Element location data
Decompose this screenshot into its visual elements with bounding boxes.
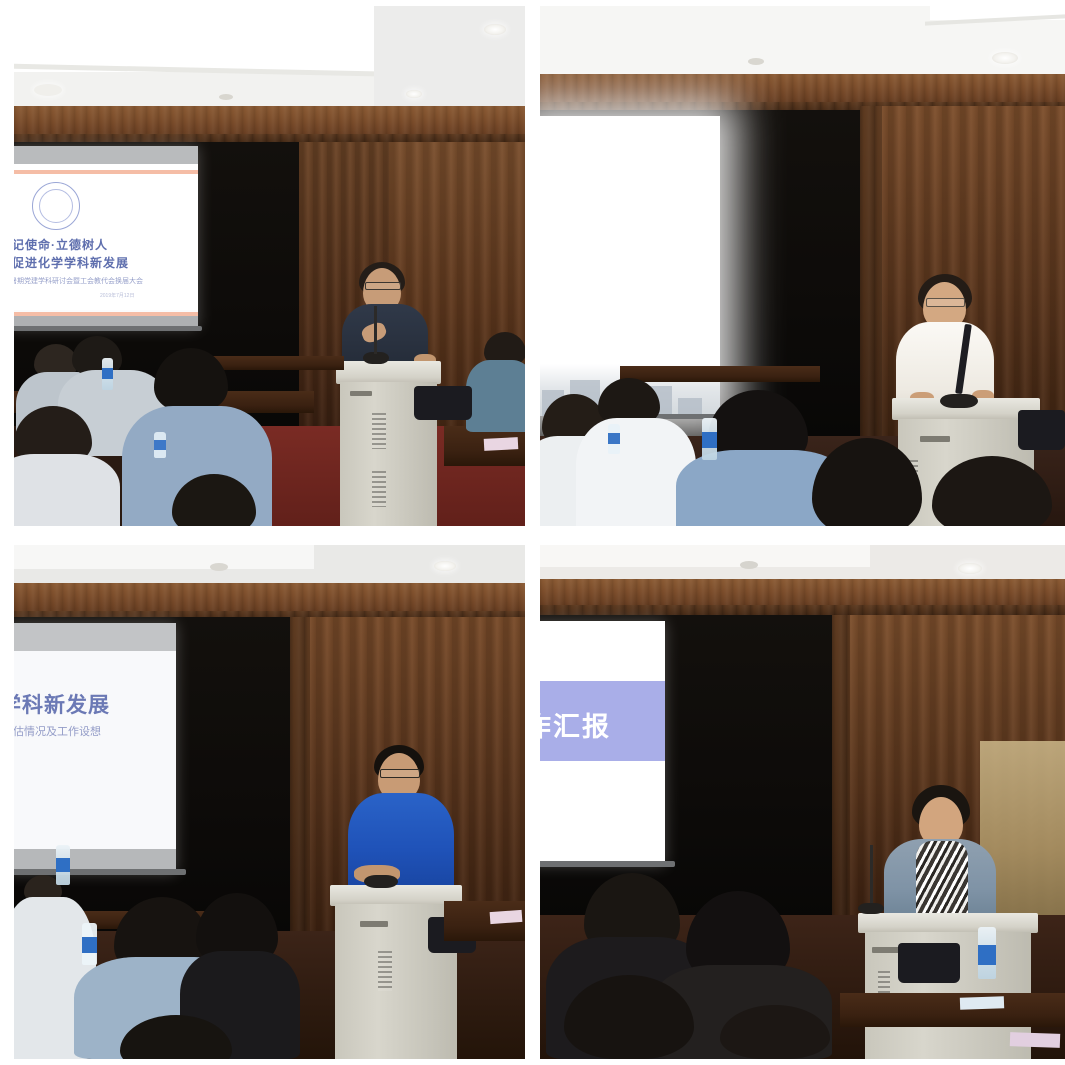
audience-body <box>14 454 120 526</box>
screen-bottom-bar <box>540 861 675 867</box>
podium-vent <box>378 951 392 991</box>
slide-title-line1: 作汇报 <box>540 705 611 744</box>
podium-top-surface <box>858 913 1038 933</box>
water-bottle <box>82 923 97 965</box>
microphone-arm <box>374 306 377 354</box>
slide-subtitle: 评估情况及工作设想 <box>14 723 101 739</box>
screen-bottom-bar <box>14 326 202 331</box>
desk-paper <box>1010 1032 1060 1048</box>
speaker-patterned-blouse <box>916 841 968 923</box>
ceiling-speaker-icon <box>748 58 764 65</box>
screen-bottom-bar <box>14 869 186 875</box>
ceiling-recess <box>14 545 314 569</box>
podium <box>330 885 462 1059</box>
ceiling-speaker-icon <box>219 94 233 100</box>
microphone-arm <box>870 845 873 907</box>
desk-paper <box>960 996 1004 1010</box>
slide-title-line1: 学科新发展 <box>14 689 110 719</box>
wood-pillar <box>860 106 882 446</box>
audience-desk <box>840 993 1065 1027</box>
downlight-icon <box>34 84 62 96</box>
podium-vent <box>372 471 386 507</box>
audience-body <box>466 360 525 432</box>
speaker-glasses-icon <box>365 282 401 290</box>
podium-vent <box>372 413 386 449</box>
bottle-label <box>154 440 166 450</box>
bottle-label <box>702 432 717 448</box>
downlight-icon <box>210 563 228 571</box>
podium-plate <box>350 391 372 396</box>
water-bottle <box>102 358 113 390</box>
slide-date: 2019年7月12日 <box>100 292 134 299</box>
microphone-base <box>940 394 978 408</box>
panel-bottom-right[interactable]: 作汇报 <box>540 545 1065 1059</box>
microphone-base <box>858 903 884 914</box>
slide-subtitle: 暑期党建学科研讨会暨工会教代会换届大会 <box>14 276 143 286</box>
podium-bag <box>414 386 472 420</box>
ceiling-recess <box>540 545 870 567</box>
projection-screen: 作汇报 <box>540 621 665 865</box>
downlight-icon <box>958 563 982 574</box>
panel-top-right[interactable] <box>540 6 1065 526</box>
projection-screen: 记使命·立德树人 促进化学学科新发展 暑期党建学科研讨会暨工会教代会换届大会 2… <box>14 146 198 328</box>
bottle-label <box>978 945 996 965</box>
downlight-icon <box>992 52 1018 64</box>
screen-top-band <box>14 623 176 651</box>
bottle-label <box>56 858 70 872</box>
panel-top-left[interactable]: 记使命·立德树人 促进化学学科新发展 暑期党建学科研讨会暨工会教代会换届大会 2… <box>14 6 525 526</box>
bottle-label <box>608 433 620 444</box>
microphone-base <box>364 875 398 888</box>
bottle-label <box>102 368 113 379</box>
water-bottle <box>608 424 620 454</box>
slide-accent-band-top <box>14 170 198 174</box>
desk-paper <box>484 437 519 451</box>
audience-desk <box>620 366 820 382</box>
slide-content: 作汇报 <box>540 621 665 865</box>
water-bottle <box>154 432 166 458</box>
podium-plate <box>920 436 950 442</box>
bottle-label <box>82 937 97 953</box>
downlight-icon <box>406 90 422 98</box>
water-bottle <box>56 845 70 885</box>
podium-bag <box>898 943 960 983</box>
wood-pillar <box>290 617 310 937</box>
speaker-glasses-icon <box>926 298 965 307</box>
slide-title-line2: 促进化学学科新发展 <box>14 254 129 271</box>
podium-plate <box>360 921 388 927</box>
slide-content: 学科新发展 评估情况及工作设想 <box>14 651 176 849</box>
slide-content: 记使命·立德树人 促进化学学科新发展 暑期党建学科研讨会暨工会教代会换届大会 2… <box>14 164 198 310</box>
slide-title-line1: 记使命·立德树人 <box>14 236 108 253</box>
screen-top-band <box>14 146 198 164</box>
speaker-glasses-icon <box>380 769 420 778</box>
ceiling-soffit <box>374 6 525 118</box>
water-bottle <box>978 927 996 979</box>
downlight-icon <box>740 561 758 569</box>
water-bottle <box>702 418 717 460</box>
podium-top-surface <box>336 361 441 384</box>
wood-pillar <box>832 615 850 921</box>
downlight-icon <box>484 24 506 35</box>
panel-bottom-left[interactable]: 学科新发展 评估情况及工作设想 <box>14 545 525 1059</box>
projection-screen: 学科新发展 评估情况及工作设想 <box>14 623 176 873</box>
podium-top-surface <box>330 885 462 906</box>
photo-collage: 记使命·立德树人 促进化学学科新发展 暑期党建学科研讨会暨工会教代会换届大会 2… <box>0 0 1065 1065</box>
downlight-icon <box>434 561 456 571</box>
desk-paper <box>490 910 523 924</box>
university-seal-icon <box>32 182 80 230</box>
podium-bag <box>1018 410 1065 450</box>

* * *

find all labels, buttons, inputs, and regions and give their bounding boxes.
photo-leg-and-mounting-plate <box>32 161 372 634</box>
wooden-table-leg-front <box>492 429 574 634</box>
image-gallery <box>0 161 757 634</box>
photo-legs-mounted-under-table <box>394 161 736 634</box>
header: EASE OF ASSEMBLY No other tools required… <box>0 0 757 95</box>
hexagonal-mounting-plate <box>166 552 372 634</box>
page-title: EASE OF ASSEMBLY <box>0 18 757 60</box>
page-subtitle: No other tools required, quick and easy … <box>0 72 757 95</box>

==

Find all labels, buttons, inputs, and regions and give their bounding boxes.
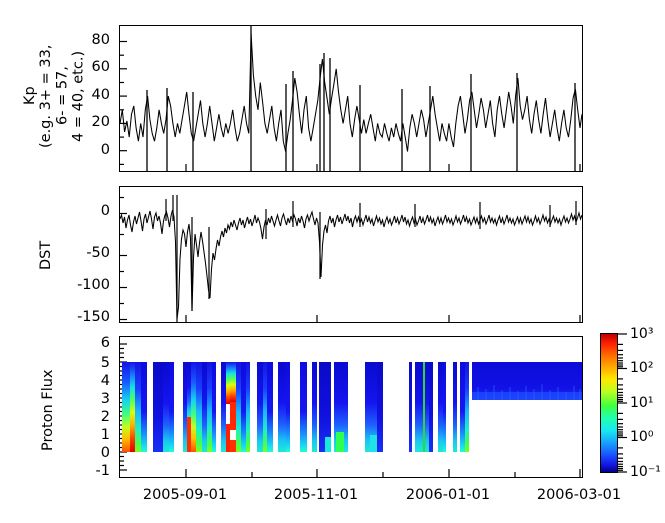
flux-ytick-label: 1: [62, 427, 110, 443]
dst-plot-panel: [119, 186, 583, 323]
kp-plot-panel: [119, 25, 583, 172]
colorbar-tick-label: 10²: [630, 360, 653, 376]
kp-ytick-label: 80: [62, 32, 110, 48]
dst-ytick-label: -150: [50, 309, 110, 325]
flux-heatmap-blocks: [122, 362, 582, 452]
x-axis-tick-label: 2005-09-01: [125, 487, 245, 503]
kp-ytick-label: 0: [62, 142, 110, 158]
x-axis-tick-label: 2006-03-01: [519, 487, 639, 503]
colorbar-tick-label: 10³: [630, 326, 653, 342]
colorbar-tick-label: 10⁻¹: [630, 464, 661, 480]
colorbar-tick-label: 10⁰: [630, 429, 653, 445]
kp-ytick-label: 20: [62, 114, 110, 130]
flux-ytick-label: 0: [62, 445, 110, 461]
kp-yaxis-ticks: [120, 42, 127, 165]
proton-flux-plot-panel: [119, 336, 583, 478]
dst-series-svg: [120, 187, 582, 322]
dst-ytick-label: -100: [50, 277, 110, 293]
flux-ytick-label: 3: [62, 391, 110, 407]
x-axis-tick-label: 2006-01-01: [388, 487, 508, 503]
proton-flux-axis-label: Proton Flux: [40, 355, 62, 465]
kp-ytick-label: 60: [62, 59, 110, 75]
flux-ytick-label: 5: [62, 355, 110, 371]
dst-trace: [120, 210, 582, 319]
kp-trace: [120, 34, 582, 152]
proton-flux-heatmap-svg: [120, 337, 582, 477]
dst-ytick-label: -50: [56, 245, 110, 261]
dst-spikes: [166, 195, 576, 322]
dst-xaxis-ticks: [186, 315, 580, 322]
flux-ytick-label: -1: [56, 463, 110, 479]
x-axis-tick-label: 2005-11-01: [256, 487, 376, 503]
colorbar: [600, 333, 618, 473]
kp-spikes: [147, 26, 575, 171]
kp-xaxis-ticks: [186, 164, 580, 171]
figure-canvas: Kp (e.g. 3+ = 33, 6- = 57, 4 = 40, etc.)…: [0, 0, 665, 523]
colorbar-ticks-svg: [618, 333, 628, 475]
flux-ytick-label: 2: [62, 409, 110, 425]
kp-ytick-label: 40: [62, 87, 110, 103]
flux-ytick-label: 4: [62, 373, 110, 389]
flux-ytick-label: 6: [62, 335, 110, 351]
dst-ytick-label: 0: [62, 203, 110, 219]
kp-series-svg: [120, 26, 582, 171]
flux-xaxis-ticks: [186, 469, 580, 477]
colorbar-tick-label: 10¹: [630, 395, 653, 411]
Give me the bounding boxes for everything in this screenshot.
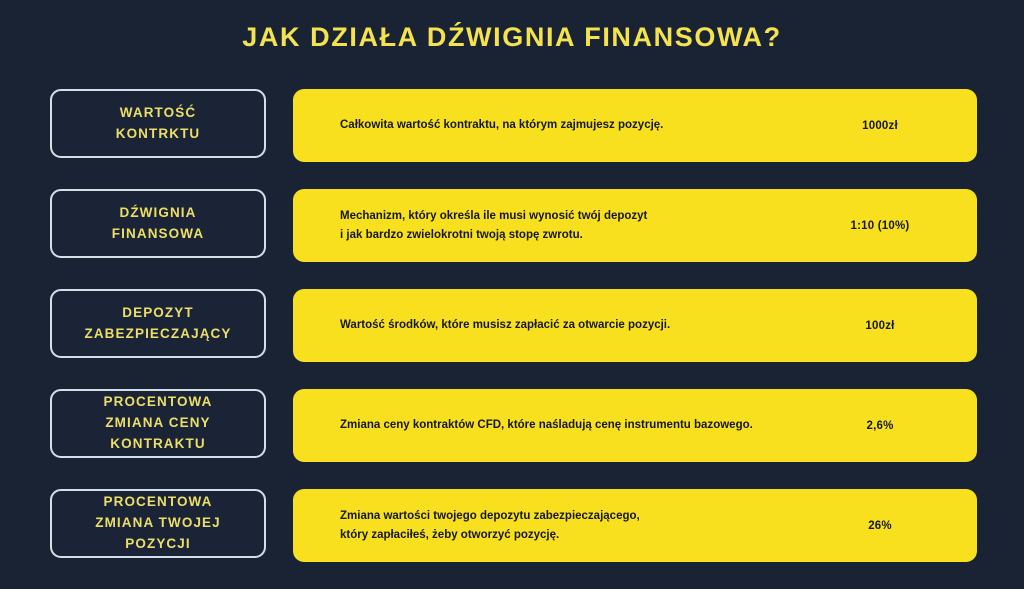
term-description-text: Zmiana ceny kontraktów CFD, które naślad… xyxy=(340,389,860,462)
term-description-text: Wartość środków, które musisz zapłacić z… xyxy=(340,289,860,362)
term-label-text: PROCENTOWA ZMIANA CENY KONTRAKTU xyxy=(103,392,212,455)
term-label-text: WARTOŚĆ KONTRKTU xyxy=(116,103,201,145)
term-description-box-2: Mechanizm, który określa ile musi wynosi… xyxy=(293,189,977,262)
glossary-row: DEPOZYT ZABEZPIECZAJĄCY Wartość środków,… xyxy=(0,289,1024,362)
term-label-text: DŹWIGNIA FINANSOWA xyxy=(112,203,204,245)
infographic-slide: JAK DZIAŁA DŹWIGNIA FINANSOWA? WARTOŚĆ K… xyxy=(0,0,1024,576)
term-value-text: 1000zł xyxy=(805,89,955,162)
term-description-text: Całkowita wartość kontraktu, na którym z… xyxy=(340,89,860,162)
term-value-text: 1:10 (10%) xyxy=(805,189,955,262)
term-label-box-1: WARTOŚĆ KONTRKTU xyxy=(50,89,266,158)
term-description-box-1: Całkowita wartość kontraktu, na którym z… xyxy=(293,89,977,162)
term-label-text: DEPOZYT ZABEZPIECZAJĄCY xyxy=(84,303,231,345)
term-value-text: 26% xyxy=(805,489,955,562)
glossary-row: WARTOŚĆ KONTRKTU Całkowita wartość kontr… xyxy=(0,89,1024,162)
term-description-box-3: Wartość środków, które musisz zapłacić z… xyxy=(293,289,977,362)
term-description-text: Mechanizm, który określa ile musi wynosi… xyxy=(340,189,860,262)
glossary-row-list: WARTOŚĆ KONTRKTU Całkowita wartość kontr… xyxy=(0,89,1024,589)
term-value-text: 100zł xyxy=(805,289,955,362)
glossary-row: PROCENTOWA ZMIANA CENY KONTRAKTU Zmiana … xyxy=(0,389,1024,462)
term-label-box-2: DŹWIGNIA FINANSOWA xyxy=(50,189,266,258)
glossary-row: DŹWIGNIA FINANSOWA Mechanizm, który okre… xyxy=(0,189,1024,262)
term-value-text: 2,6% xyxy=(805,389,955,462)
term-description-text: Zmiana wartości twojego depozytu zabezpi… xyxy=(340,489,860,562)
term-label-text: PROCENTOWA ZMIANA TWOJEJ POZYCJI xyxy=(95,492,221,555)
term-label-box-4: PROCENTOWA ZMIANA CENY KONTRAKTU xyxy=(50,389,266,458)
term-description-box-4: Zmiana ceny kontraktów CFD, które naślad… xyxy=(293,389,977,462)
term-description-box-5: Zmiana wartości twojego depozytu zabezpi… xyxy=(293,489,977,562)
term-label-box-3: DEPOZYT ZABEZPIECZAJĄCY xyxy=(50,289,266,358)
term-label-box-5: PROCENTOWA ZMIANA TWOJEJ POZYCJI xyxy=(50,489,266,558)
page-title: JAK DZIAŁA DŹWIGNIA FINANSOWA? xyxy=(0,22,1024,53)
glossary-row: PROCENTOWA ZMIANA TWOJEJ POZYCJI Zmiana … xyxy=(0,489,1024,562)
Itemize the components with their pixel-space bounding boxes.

> **REQUIRED WORK**:
Please lay out as a numbered list the lines of the items starting at the line containing "Decompose this screenshot" and ending at the line containing "slide-subtitle: 评估情况及工作设想 <box>14", both included. Leave out the pictures and any blank lines.

> **ANSWER TO THIS PROBLEM**:
1. Decompose this screenshot into its visual elements with bounding boxes.
2. audience-body <box>14 454 120 526</box>
3. screen-bottom-bar <box>540 861 675 867</box>
4. podium-vent <box>378 951 392 991</box>
5. slide-title-line1: 作汇报 <box>540 705 611 744</box>
6. podium-top-surface <box>858 913 1038 933</box>
7. water-bottle <box>82 923 97 965</box>
8. microphone-arm <box>374 306 377 354</box>
9. slide-subtitle: 评估情况及工作设想 <box>14 723 101 739</box>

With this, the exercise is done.